=== Requisitos del problema ===
¿Puedes imprimir sin ningún cambio las líneas que empiezan en la que contiene "annotation-hg-lamp-name: 低圧水銀灯: [343, 160, 393, 173]" y siguen hasta la que contiene "annotation-hg-lamp-angle: (10°): [370, 188, 392, 199]", ambas incluidas?

=== Conjunto de entradas ===
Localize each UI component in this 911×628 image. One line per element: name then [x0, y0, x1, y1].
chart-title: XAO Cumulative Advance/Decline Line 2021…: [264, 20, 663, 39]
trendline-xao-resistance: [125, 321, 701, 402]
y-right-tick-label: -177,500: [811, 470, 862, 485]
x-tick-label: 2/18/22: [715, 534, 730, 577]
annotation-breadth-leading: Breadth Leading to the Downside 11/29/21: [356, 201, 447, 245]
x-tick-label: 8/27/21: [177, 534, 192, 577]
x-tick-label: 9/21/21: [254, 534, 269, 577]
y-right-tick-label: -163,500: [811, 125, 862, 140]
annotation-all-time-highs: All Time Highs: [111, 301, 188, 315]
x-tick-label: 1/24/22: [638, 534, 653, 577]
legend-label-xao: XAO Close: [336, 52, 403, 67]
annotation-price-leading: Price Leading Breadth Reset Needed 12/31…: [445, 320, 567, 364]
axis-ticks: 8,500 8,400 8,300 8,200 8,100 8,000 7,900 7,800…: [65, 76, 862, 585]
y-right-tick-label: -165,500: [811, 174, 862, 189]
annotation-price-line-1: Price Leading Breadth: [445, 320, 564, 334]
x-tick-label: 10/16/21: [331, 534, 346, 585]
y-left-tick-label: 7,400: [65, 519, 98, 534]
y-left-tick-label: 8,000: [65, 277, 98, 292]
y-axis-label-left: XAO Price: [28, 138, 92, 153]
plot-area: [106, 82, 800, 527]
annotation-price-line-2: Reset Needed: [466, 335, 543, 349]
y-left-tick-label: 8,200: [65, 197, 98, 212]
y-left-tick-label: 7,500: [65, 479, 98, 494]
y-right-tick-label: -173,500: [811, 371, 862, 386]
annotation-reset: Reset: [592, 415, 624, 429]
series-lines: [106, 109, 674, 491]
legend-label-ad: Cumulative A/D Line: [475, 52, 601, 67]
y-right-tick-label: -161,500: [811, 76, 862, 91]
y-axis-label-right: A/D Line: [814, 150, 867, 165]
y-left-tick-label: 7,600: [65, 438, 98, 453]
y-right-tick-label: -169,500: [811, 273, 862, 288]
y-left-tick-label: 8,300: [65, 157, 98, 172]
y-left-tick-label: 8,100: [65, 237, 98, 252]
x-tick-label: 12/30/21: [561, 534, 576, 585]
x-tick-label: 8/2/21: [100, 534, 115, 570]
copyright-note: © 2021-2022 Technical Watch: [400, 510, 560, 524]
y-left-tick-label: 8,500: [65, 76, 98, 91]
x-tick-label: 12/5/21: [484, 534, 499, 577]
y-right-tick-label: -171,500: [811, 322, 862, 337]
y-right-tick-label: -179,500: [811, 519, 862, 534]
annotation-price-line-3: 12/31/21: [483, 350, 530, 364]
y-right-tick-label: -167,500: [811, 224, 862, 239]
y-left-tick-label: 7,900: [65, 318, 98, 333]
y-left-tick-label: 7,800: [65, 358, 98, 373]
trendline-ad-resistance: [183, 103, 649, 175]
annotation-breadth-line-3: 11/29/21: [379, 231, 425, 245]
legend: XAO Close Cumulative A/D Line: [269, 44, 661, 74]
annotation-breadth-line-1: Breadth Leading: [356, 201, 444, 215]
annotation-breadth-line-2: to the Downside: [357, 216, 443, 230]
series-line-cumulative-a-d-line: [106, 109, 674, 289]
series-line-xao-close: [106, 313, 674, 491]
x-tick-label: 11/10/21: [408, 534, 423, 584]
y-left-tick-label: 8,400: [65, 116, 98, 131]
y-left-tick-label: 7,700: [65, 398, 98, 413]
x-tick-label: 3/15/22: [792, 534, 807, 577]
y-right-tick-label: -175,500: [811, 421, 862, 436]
---
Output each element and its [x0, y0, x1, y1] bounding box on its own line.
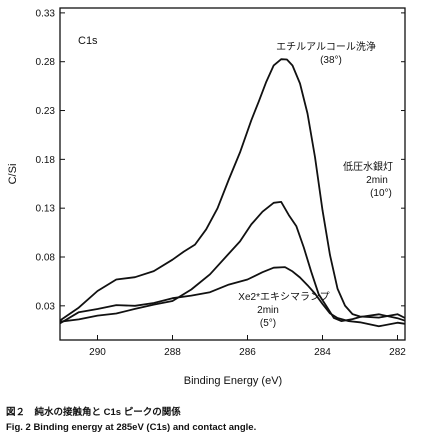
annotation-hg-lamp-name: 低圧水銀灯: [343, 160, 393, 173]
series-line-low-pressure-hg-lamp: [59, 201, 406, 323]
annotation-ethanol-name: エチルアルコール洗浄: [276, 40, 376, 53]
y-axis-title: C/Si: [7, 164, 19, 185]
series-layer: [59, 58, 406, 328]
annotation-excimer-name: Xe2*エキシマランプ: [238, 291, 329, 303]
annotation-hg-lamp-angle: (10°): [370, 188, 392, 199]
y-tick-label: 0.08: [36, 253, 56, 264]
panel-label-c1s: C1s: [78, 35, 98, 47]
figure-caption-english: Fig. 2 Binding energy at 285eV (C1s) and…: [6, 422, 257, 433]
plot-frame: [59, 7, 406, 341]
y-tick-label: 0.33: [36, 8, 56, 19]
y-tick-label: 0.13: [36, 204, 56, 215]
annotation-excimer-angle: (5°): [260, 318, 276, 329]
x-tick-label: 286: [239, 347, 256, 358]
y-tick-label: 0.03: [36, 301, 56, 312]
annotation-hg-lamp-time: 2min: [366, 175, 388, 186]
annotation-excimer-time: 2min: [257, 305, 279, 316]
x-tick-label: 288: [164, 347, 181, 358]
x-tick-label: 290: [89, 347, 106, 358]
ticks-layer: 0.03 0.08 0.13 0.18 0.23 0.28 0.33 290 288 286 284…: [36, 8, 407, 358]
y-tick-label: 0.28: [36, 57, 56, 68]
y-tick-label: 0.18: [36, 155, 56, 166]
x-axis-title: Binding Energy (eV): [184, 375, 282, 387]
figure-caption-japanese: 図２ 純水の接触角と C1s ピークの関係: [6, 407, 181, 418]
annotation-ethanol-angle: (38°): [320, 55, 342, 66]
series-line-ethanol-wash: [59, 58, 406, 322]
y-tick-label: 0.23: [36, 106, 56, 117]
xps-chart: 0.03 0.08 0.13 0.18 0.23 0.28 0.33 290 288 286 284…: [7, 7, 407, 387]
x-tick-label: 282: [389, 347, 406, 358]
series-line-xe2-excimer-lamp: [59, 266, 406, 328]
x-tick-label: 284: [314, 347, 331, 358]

=== Respuesta al ejercicio ===
annotation-hg-lamp-name: 低圧水銀灯: [343, 160, 393, 173]
series-line-low-pressure-hg-lamp: [59, 201, 406, 323]
annotation-ethanol-name: エチルアルコール洗浄: [276, 40, 376, 53]
y-axis-title: C/Si: [7, 164, 19, 185]
series-layer: [59, 58, 406, 328]
annotation-excimer-name: Xe2*エキシマランプ: [238, 291, 329, 303]
annotation-hg-lamp-angle: (10°): [370, 188, 392, 199]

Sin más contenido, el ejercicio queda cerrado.